■ Task instructions: Type out the material below exactly.

* BEGIN Data listing *

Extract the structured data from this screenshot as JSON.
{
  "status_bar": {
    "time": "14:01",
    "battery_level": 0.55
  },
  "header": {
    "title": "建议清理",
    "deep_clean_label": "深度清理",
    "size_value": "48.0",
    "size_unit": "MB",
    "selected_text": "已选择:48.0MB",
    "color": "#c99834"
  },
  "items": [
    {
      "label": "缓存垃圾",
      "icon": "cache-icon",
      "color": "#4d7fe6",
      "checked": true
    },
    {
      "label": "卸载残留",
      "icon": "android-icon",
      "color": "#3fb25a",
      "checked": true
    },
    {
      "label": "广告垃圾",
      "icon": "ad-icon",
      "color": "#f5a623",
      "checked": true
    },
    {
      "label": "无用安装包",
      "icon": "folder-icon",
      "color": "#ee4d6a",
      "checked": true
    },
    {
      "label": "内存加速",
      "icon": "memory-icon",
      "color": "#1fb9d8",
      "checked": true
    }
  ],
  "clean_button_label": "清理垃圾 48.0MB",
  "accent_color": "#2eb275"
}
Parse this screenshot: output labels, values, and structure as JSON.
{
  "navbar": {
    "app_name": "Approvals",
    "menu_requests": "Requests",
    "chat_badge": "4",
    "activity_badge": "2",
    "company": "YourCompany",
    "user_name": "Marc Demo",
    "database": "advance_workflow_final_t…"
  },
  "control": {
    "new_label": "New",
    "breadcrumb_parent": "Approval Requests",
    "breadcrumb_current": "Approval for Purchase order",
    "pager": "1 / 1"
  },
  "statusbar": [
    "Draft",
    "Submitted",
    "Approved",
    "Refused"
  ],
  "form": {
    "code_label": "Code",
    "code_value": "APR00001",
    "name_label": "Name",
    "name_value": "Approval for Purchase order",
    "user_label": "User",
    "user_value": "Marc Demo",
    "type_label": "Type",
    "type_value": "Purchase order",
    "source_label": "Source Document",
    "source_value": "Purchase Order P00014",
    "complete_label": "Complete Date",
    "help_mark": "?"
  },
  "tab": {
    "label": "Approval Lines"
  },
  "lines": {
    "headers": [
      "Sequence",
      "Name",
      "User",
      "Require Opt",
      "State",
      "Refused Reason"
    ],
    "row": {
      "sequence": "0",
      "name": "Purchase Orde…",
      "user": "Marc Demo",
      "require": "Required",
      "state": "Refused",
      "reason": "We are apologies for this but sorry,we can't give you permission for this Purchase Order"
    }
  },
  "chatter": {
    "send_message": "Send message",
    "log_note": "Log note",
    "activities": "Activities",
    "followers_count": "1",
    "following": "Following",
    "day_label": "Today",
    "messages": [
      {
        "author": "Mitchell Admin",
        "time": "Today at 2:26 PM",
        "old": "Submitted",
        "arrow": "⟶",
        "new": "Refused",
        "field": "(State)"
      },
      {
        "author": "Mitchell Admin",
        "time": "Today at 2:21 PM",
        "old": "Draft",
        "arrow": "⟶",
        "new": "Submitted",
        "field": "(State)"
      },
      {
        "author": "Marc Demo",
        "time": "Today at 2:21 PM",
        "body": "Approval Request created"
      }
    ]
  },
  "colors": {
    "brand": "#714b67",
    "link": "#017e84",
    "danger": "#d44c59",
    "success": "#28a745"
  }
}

* END Data listing *

■ Written answer:
Extract the structured data from this screenshot as JSON.
{
  "status_bar": {
    "time": "14:01",
    "battery_level": 0.55
  },
  "header": {
    "title": "建议清理",
    "deep_clean_label": "深度清理",
    "size_value": "48.0",
    "size_unit": "MB",
    "selected_text": "已选择:48.0MB",
    "color": "#c99834"
  },
  "items": [
    {
      "label": "缓存垃圾",
      "icon": "cache-icon",
      "color": "#4d7fe6",
      "checked": true
    },
    {
      "label": "卸载残留",
      "icon": "android-icon",
      "color": "#3fb25a",
      "checked": true
    },
    {
      "label": "广告垃圾",
      "icon": "ad-icon",
      "color": "#f5a623",
      "checked": true
    },
    {
      "label": "无用安装包",
      "icon": "folder-icon",
      "color": "#ee4d6a",
      "checked": true
    },
    {
      "label": "内存加速",
      "icon": "memory-icon",
      "color": "#1fb9d8",
      "checked": true
    }
  ],
  "clean_button_label": "清理垃圾 48.0MB",
  "accent_color": "#2eb275"
}
Parse this screenshot: output labels, values, and structure as JSON.
{
  "navbar": {
    "app_name": "Approvals",
    "menu_requests": "Requests",
    "chat_badge": "4",
    "activity_badge": "2",
    "company": "YourCompany",
    "user_name": "Marc Demo",
    "database": "advance_workflow_final_t…"
  },
  "control": {
    "new_label": "New",
    "breadcrumb_parent": "Approval Requests",
    "breadcrumb_current": "Approval for Purchase order",
    "pager": "1 / 1"
  },
  "statusbar": [
    "Draft",
    "Submitted",
    "Approved",
    "Refused"
  ],
  "form": {
    "code_label": "Code",
    "code_value": "APR00001",
    "name_label": "Name",
    "name_value": "Approval for Purchase order",
    "user_label": "User",
    "user_value": "Marc Demo",
    "type_label": "Type",
    "type_value": "Purchase order",
    "source_label": "Source Document",
    "source_value": "Purchase Order P00014",
    "complete_label": "Complete Date",
    "help_mark": "?"
  },
  "tab": {
    "label": "Approval Lines"
  },
  "lines": {
    "headers": [
      "Sequence",
      "Name",
      "User",
      "Require Opt",
      "State",
      "Refused Reason"
    ],
    "row": {
      "sequence": "0",
      "name": "Purchase Orde…",
      "user": "Marc Demo",
      "require": "Required",
      "state": "Refused",
      "reason": "We are apologies for this but sorry,we can't give you permission for this Purchase Order"
    }
  },
  "chatter": {
    "send_message": "Send message",
    "log_note": "Log note",
    "activities": "Activities",
    "followers_count": "1",
    "following": "Following",
    "day_label": "Today",
    "messages": [
      {
        "author": "Mitchell Admin",
        "time": "Today at 2:26 PM",
        "old": "Submitted",
        "arrow": "⟶",
        "new": "Refused",
        "field": "(State)"
      },
      {
        "author": "Mitchell Admin",
        "time": "Today at 2:21 PM",
        "old": "Draft",
        "arrow": "⟶",
        "new": "Submitted",
        "field": "(State)"
      },
      {
        "author": "Marc Demo",
        "time": "Today at 2:21 PM",
        "body": "Approval Request created"
      }
    ]
  },
  "colors": {
    "brand": "#714b67",
    "link": "#017e84",
    "danger": "#d44c59",
    "success": "#28a745"
  }
}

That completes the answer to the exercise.